* _Written problem_:
Repeat all of the data precisely.

═════ The records

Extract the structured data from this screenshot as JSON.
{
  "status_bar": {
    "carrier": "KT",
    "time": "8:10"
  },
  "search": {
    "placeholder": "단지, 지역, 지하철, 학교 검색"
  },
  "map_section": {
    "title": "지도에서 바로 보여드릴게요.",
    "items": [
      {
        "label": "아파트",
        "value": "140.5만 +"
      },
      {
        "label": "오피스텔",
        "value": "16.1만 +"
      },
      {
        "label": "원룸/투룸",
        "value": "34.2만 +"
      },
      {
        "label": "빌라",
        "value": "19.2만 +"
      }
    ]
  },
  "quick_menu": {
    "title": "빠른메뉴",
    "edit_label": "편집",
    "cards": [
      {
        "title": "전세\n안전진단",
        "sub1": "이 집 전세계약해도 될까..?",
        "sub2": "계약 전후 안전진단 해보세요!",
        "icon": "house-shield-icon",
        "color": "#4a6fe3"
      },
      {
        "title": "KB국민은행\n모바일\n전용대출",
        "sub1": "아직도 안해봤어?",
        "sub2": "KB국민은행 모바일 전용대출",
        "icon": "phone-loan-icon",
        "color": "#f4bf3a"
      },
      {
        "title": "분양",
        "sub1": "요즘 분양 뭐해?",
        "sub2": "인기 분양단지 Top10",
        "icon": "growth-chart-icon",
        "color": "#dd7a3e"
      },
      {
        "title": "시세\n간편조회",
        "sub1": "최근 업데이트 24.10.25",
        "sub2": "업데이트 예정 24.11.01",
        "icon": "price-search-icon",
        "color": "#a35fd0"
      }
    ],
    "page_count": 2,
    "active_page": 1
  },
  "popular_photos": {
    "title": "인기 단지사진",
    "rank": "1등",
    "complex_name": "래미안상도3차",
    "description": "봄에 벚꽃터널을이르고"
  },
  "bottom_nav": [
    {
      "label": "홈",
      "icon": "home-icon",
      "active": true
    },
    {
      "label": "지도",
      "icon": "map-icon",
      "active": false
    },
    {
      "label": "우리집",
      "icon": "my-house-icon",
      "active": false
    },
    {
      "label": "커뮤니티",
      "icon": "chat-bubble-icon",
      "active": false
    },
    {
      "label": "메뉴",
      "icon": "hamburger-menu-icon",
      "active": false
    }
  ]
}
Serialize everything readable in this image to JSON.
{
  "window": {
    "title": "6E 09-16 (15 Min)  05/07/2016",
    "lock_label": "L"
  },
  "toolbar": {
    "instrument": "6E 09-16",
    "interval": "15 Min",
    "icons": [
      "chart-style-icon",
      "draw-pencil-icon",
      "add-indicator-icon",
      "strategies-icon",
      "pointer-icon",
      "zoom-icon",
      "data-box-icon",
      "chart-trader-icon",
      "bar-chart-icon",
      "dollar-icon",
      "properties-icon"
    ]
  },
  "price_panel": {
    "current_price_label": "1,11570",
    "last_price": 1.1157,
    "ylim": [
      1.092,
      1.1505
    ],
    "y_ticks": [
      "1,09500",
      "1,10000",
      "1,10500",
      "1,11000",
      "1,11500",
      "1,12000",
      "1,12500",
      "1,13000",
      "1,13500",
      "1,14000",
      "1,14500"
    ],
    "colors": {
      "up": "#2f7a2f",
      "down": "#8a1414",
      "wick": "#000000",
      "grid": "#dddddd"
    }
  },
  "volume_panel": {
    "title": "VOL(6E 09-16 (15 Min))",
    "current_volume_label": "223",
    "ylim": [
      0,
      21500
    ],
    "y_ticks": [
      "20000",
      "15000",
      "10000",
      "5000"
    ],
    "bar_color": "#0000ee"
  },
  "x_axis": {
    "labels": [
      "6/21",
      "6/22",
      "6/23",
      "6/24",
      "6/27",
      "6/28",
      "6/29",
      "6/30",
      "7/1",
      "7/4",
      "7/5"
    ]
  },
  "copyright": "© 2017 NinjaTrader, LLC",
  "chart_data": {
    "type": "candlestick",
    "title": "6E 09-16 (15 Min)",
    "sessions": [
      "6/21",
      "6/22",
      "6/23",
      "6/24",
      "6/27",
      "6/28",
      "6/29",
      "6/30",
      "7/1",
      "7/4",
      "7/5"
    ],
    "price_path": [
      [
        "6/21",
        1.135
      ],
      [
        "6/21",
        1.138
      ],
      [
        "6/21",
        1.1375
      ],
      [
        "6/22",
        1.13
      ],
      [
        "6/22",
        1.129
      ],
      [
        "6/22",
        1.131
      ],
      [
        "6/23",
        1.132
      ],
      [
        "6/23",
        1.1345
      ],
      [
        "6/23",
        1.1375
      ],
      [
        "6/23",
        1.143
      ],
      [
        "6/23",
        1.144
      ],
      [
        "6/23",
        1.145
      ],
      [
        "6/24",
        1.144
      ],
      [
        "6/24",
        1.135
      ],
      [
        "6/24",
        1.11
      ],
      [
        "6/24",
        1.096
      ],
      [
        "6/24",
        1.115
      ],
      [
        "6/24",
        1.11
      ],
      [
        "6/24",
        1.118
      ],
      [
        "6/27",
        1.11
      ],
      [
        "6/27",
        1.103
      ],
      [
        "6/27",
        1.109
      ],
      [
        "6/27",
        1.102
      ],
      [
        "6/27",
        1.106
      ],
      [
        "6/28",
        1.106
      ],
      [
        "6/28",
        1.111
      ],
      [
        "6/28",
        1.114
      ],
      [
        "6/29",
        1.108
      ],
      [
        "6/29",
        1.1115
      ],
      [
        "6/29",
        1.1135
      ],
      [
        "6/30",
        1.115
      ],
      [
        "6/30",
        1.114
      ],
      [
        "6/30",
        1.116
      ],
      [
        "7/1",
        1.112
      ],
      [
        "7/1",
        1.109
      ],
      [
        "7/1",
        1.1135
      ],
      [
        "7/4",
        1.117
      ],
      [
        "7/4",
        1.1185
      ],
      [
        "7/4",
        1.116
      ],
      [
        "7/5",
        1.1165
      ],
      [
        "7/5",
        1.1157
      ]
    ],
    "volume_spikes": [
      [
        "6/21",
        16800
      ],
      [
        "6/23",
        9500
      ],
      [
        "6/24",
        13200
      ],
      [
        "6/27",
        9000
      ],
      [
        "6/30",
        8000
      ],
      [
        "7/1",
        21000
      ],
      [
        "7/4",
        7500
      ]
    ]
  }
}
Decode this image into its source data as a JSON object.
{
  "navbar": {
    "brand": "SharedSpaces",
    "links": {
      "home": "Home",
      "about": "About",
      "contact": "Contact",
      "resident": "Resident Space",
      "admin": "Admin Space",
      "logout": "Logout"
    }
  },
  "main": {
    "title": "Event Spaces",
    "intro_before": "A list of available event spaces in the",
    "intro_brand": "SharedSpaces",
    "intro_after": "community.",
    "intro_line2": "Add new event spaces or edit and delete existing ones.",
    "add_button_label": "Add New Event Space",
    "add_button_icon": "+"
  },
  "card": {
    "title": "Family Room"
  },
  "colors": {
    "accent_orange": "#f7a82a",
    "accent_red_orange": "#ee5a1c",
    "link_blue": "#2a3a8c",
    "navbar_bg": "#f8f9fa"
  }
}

══════════

* _Task answer_:
Extract the structured data from this screenshot as JSON.
{
  "status_bar": {
    "carrier": "KT",
    "time": "8:10"
  },
  "search": {
    "placeholder": "단지, 지역, 지하철, 학교 검색"
  },
  "map_section": {
    "title": "지도에서 바로 보여드릴게요.",
    "items": [
      {
        "label": "아파트",
        "value": "140.5만 +"
      },
      {
        "label": "오피스텔",
        "value": "16.1만 +"
      },
      {
        "label": "원룸/투룸",
        "value": "34.2만 +"
      },
      {
        "label": "빌라",
        "value": "19.2만 +"
      }
    ]
  },
  "quick_menu": {
    "title": "빠른메뉴",
    "edit_label": "편집",
    "cards": [
      {
        "title": "전세\n안전진단",
        "sub1": "이 집 전세계약해도 될까..?",
        "sub2": "계약 전후 안전진단 해보세요!",
        "icon": "house-shield-icon",
        "color": "#4a6fe3"
      },
      {
        "title": "KB국민은행\n모바일\n전용대출",
        "sub1": "아직도 안해봤어?",
        "sub2": "KB국민은행 모바일 전용대출",
        "icon": "phone-loan-icon",
        "color": "#f4bf3a"
      },
      {
        "title": "분양",
        "sub1": "요즘 분양 뭐해?",
        "sub2": "인기 분양단지 Top10",
        "icon": "growth-chart-icon",
        "color": "#dd7a3e"
      },
      {
        "title": "시세\n간편조회",
        "sub1": "최근 업데이트 24.10.25",
        "sub2": "업데이트 예정 24.11.01",
        "icon": "price-search-icon",
        "color": "#a35fd0"
      }
    ],
    "page_count": 2,
    "active_page": 1
  },
  "popular_photos": {
    "title": "인기 단지사진",
    "rank": "1등",
    "complex_name": "래미안상도3차",
    "description": "봄에 벚꽃터널을이르고"
  },
  "bottom_nav": [
    {
      "label": "홈",
      "icon": "home-icon",
      "active": true
    },
    {
      "label": "지도",
      "icon": "map-icon",
      "active": false
    },
    {
      "label": "우리집",
      "icon": "my-house-icon",
      "active": false
    },
    {
      "label": "커뮤니티",
      "icon": "chat-bubble-icon",
      "active": false
    },
    {
      "label": "메뉴",
      "icon": "hamburger-menu-icon",
      "active": false
    }
  ]
}
Serialize everything readable in this image to JSON.
{
  "window": {
    "title": "6E 09-16 (15 Min)  05/07/2016",
    "lock_label": "L"
  },
  "toolbar": {
    "instrument": "6E 09-16",
    "interval": "15 Min",
    "icons": [
      "chart-style-icon",
      "draw-pencil-icon",
      "add-indicator-icon",
      "strategies-icon",
      "pointer-icon",
      "zoom-icon",
      "data-box-icon",
      "chart-trader-icon",
      "bar-chart-icon",
      "dollar-icon",
      "properties-icon"
    ]
  },
  "price_panel": {
    "current_price_label": "1,11570",
    "last_price": 1.1157,
    "ylim": [
      1.092,
      1.1505
    ],
    "y_ticks": [
      "1,09500",
      "1,10000",
      "1,10500",
      "1,11000",
      "1,11500",
      "1,12000",
      "1,12500",
      "1,13000",
      "1,13500",
      "1,14000",
      "1,14500"
    ],
    "colors": {
      "up": "#2f7a2f",
      "down": "#8a1414",
      "wick": "#000000",
      "grid": "#dddddd"
    }
  },
  "volume_panel": {
    "title": "VOL(6E 09-16 (15 Min))",
    "current_volume_label": "223",
    "ylim": [
      0,
      21500
    ],
    "y_ticks": [
      "20000",
      "15000",
      "10000",
      "5000"
    ],
    "bar_color": "#0000ee"
  },
  "x_axis": {
    "labels": [
      "6/21",
      "6/22",
      "6/23",
      "6/24",
      "6/27",
      "6/28",
      "6/29",
      "6/30",
      "7/1",
      "7/4",
      "7/5"
    ]
  },
  "copyright": "© 2017 NinjaTrader, LLC",
  "chart_data": {
    "type": "candlestick",
    "title": "6E 09-16 (15 Min)",
    "sessions": [
      "6/21",
      "6/22",
      "6/23",
      "6/24",
      "6/27",
      "6/28",
      "6/29",
      "6/30",
      "7/1",
      "7/4",
      "7/5"
    ],
    "price_path": [
      [
        "6/21",
        1.135
      ],
      [
        "6/21",
        1.138
      ],
      [
        "6/21",
        1.1375
      ],
      [
        "6/22",
        1.13
      ],
      [
        "6/22",
        1.129
      ],
      [
        "6/22",
        1.131
      ],
      [
        "6/23",
        1.132
      ],
      [
        "6/23",
        1.1345
      ],
      [
        "6/23",
        1.1375
      ],
      [
        "6/23",
        1.143
      ],
      [
        "6/23",
        1.144
      ],
      [
        "6/23",
        1.145
      ],
      [
        "6/24",
        1.144
      ],
      [
        "6/24",
        1.135
      ],
      [
        "6/24",
        1.11
      ],
      [
        "6/24",
        1.096
      ],
      [
        "6/24",
        1.115
      ],
      [
        "6/24",
        1.11
      ],
      [
        "6/24",
        1.118
      ],
      [
        "6/27",
        1.11
      ],
      [
        "6/27",
        1.103
      ],
      [
        "6/27",
        1.109
      ],
      [
        "6/27",
        1.102
      ],
      [
        "6/27",
        1.106
      ],
      [
        "6/28",
        1.106
      ],
      [
        "6/28",
        1.111
      ],
      [
        "6/28",
        1.114
      ],
      [
        "6/29",
        1.108
      ],
      [
        "6/29",
        1.1115
      ],
      [
        "6/29",
        1.1135
      ],
      [
        "6/30",
        1.115
      ],
      [
        "6/30",
        1.114
      ],
      [
        "6/30",
        1.116
      ],
      [
        "7/1",
        1.112
      ],
      [
        "7/1",
        1.109
      ],
      [
        "7/1",
        1.1135
      ],
      [
        "7/4",
        1.117
      ],
      [
        "7/4",
        1.1185
      ],
      [
        "7/4",
        1.116
      ],
      [
        "7/5",
        1.1165
      ],
      [
        "7/5",
        1.1157
      ]
    ],
    "volume_spikes": [
      [
        "6/21",
        16800
      ],
      [
        "6/23",
        9500
      ],
      [
        "6/24",
        13200
      ],
      [
        "6/27",
        9000
      ],
      [
        "6/30",
        8000
      ],
      [
        "7/1",
        21000
      ],
      [
        "7/4",
        7500
      ]
    ]
  }
}
Decode this image into its source data as a JSON object.
{
  "navbar": {
    "brand": "SharedSpaces",
    "links": {
      "home": "Home",
      "about": "About",
      "contact": "Contact",
      "resident": "Resident Space",
      "admin": "Admin Space",
      "logout": "Logout"
    }
  },
  "main": {
    "title": "Event Spaces",
    "intro_before": "A list of available event spaces in the",
    "intro_brand": "SharedSpaces",
    "intro_after": "community.",
    "intro_line2": "Add new event spaces or edit and delete existing ones.",
    "add_button_label": "Add New Event Space",
    "add_button_icon": "+"
  },
  "card": {
    "title": "Family Room"
  },
  "colors": {
    "accent_orange": "#f7a82a",
    "accent_red_orange": "#ee5a1c",
    "link_blue": "#2a3a8c",
    "navbar_bg": "#f8f9fa"
  }
}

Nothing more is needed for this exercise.